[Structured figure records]
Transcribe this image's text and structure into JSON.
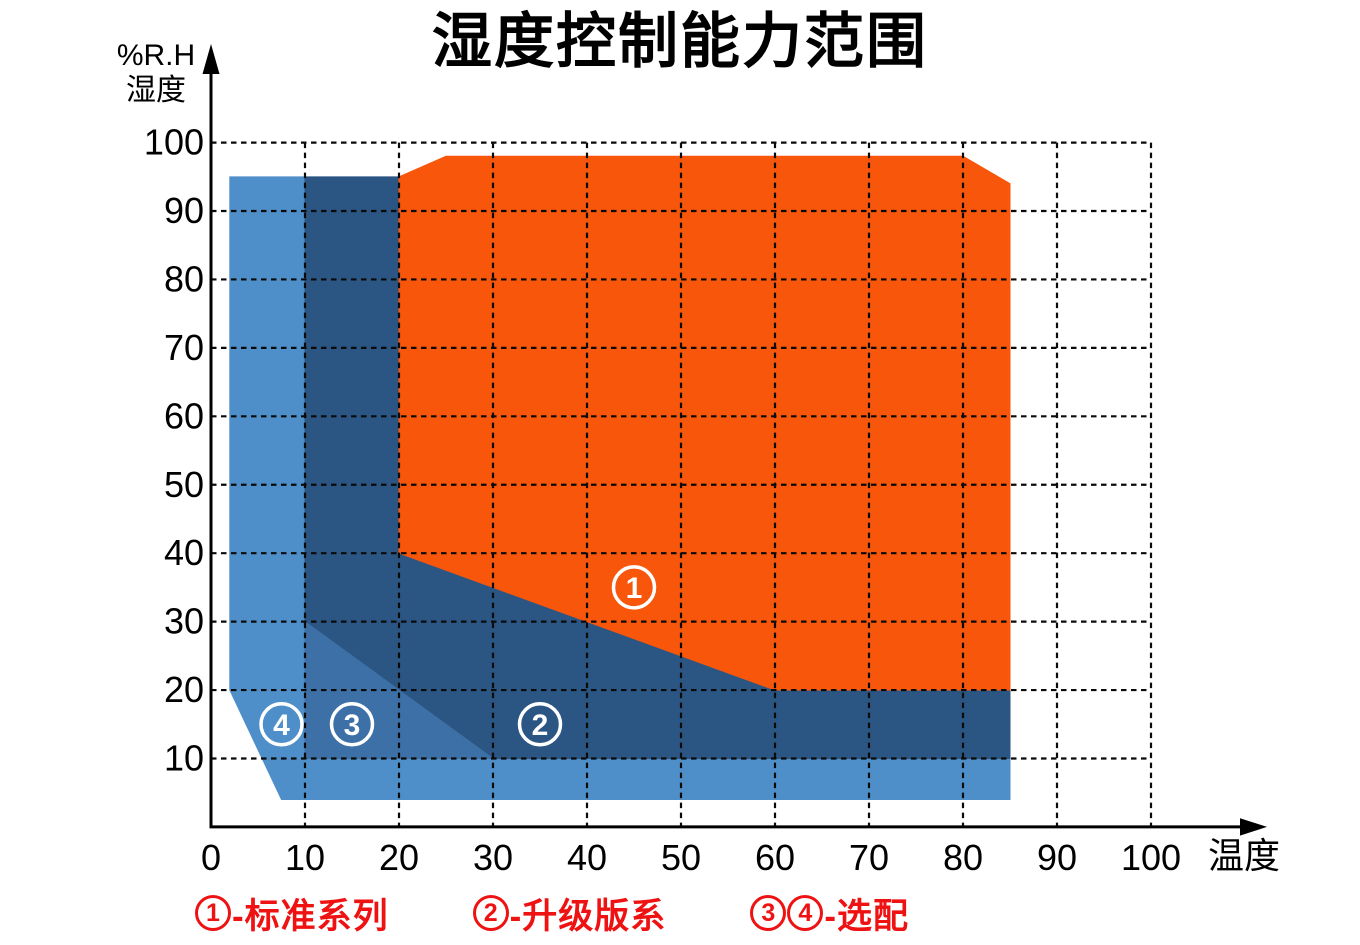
{
  "title": "湿度控制能力范围",
  "background": "#FFFFFF",
  "chart_data": {
    "type": "area",
    "title": "湿度控制能力范围",
    "xlabel": "温度",
    "ylabel_line1": "%R.H",
    "ylabel_line2": "湿度",
    "x_ticks": [
      0,
      10,
      20,
      30,
      40,
      50,
      60,
      70,
      80,
      90,
      100
    ],
    "y_ticks": [
      10,
      20,
      30,
      40,
      50,
      60,
      70,
      80,
      90,
      100
    ],
    "xlim": [
      0,
      105
    ],
    "ylim": [
      0,
      103
    ],
    "grid": "dashed",
    "grid_color": "#0B0B0B",
    "axis_color": "#000000",
    "regions": [
      {
        "id": "4",
        "name": "optional-light-blue",
        "color": "#4F8FC9",
        "points": [
          [
            2,
            95
          ],
          [
            10,
            95
          ],
          [
            10,
            10
          ],
          [
            85,
            10
          ],
          [
            85,
            4
          ],
          [
            7.5,
            4
          ],
          [
            2,
            20
          ]
        ]
      },
      {
        "id": "2",
        "name": "upgrade-navy",
        "color": "#2B5583",
        "points": [
          [
            10,
            95
          ],
          [
            20,
            95
          ],
          [
            20,
            40
          ],
          [
            60,
            20
          ],
          [
            85,
            20
          ],
          [
            85,
            10
          ],
          [
            30,
            10
          ],
          [
            10,
            30
          ]
        ]
      },
      {
        "id": "3",
        "name": "optional-medium-blue",
        "color": "#3C70A6",
        "points": [
          [
            10,
            30
          ],
          [
            30,
            10
          ],
          [
            10,
            10
          ]
        ]
      },
      {
        "id": "1",
        "name": "standard-orange",
        "color": "#F8560B",
        "points": [
          [
            20,
            95
          ],
          [
            25,
            98
          ],
          [
            80,
            98
          ],
          [
            85,
            94
          ],
          [
            85,
            20
          ],
          [
            60,
            20
          ],
          [
            20,
            40
          ]
        ]
      }
    ],
    "region_labels": [
      {
        "symbol": "1",
        "x": 45,
        "y": 35,
        "color": "#FFFFFF"
      },
      {
        "symbol": "2",
        "x": 35,
        "y": 15,
        "color": "#FFFFFF"
      },
      {
        "symbol": "3",
        "x": 15,
        "y": 15,
        "color": "#FFFFFF"
      },
      {
        "symbol": "4",
        "x": 7.5,
        "y": 15,
        "color": "#FFFFFF"
      }
    ]
  },
  "legend": {
    "color": "#EE1212",
    "items": [
      {
        "symbols": [
          "1"
        ],
        "label": "-标准系列"
      },
      {
        "symbols": [
          "2"
        ],
        "label": "-升级版系"
      },
      {
        "symbols": [
          "3",
          "4"
        ],
        "label": "-选配"
      }
    ]
  }
}
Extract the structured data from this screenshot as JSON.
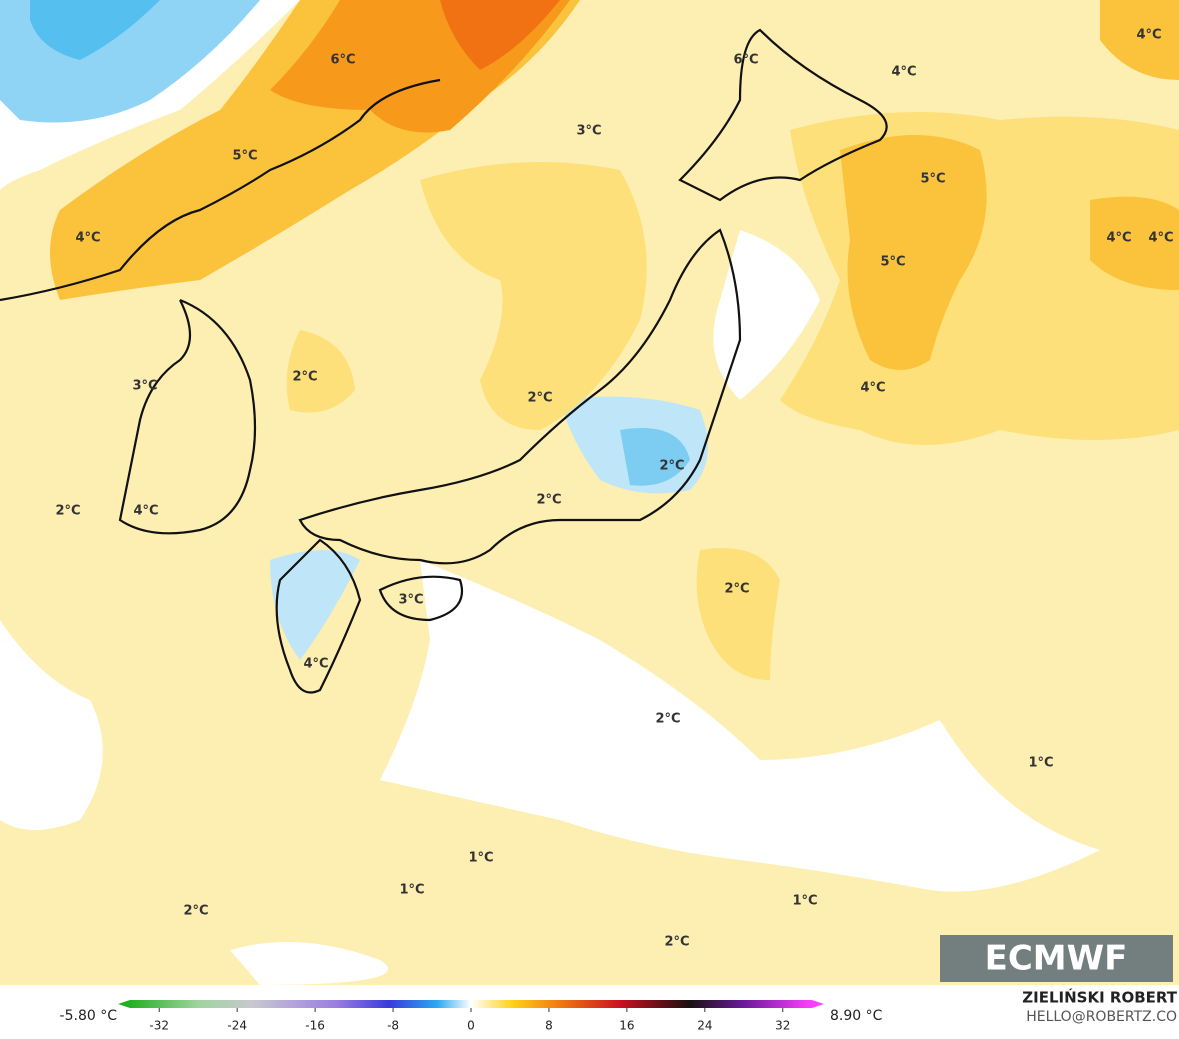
{
  "map": {
    "labels": [
      "6°C",
      "5°C",
      "4°C",
      "3°C",
      "2°C",
      "2°C",
      "4°C",
      "6°C",
      "3°C",
      "4°C",
      "4°C",
      "5°C",
      "5°C",
      "4°C",
      "4°C",
      "4°C",
      "2°C",
      "2°C",
      "2°C",
      "3°C",
      "4°C",
      "2°C",
      "2°C",
      "1°C",
      "1°C",
      "1°C",
      "1°C",
      "2°C",
      "2°C"
    ]
  },
  "logo": "ECMWF",
  "colorbar": {
    "min_label": "-5.80 °C",
    "max_label": "8.90 °C",
    "lim": [
      -35,
      35
    ],
    "ticks": [
      -32,
      -24,
      -16,
      -8,
      0,
      8,
      16,
      24,
      32
    ]
  },
  "credits": {
    "author": "ZIELIŃSKI ROBERT",
    "contact": "HELLO@ROBERTZ.CO"
  }
}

▶ REQUIREMENTS
Repeat the full listing above exactly, with no pictures in the copy.

▶ RESULT OF THIS EXERCISE
Transcribe this image's text and structure into JSON.
{
  "title": "湿度控制能力范围",
  "background": "#FFFFFF",
  "chart_data": {
    "type": "area",
    "title": "湿度控制能力范围",
    "xlabel": "温度",
    "ylabel_line1": "%R.H",
    "ylabel_line2": "湿度",
    "x_ticks": [
      0,
      10,
      20,
      30,
      40,
      50,
      60,
      70,
      80,
      90,
      100
    ],
    "y_ticks": [
      10,
      20,
      30,
      40,
      50,
      60,
      70,
      80,
      90,
      100
    ],
    "xlim": [
      0,
      105
    ],
    "ylim": [
      0,
      103
    ],
    "grid": "dashed",
    "grid_color": "#0B0B0B",
    "axis_color": "#000000",
    "regions": [
      {
        "id": "4",
        "name": "optional-light-blue",
        "color": "#4F8FC9",
        "points": [
          [
            2,
            95
          ],
          [
            10,
            95
          ],
          [
            10,
            10
          ],
          [
            85,
            10
          ],
          [
            85,
            4
          ],
          [
            7.5,
            4
          ],
          [
            2,
            20
          ]
        ]
      },
      {
        "id": "2",
        "name": "upgrade-navy",
        "color": "#2B5583",
        "points": [
          [
            10,
            95
          ],
          [
            20,
            95
          ],
          [
            20,
            40
          ],
          [
            60,
            20
          ],
          [
            85,
            20
          ],
          [
            85,
            10
          ],
          [
            30,
            10
          ],
          [
            10,
            30
          ]
        ]
      },
      {
        "id": "3",
        "name": "optional-medium-blue",
        "color": "#3C70A6",
        "points": [
          [
            10,
            30
          ],
          [
            30,
            10
          ],
          [
            10,
            10
          ]
        ]
      },
      {
        "id": "1",
        "name": "standard-orange",
        "color": "#F8560B",
        "points": [
          [
            20,
            95
          ],
          [
            25,
            98
          ],
          [
            80,
            98
          ],
          [
            85,
            94
          ],
          [
            85,
            20
          ],
          [
            60,
            20
          ],
          [
            20,
            40
          ]
        ]
      }
    ],
    "region_labels": [
      {
        "symbol": "1",
        "x": 45,
        "y": 35,
        "color": "#FFFFFF"
      },
      {
        "symbol": "2",
        "x": 35,
        "y": 15,
        "color": "#FFFFFF"
      },
      {
        "symbol": "3",
        "x": 15,
        "y": 15,
        "color": "#FFFFFF"
      },
      {
        "symbol": "4",
        "x": 7.5,
        "y": 15,
        "color": "#FFFFFF"
      }
    ]
  },
  "legend": {
    "color": "#EE1212",
    "items": [
      {
        "symbols": [
          "1"
        ],
        "label": "-标准系列"
      },
      {
        "symbols": [
          "2"
        ],
        "label": "-升级版系"
      },
      {
        "symbols": [
          "3",
          "4"
        ],
        "label": "-选配"
      }
    ]
  }
}
Extract the structured data from this screenshot as JSON.
{
  "map": {
    "labels": [
      "6°C",
      "5°C",
      "4°C",
      "3°C",
      "2°C",
      "2°C",
      "4°C",
      "6°C",
      "3°C",
      "4°C",
      "4°C",
      "5°C",
      "5°C",
      "4°C",
      "4°C",
      "4°C",
      "2°C",
      "2°C",
      "2°C",
      "3°C",
      "4°C",
      "2°C",
      "2°C",
      "1°C",
      "1°C",
      "1°C",
      "1°C",
      "2°C",
      "2°C"
    ]
  },
  "logo": "ECMWF",
  "colorbar": {
    "min_label": "-5.80 °C",
    "max_label": "8.90 °C",
    "lim": [
      -35,
      35
    ],
    "ticks": [
      -32,
      -24,
      -16,
      -8,
      0,
      8,
      16,
      24,
      32
    ]
  },
  "credits": {
    "author": "ZIELIŃSKI ROBERT",
    "contact": "HELLO@ROBERTZ.CO"
  }
}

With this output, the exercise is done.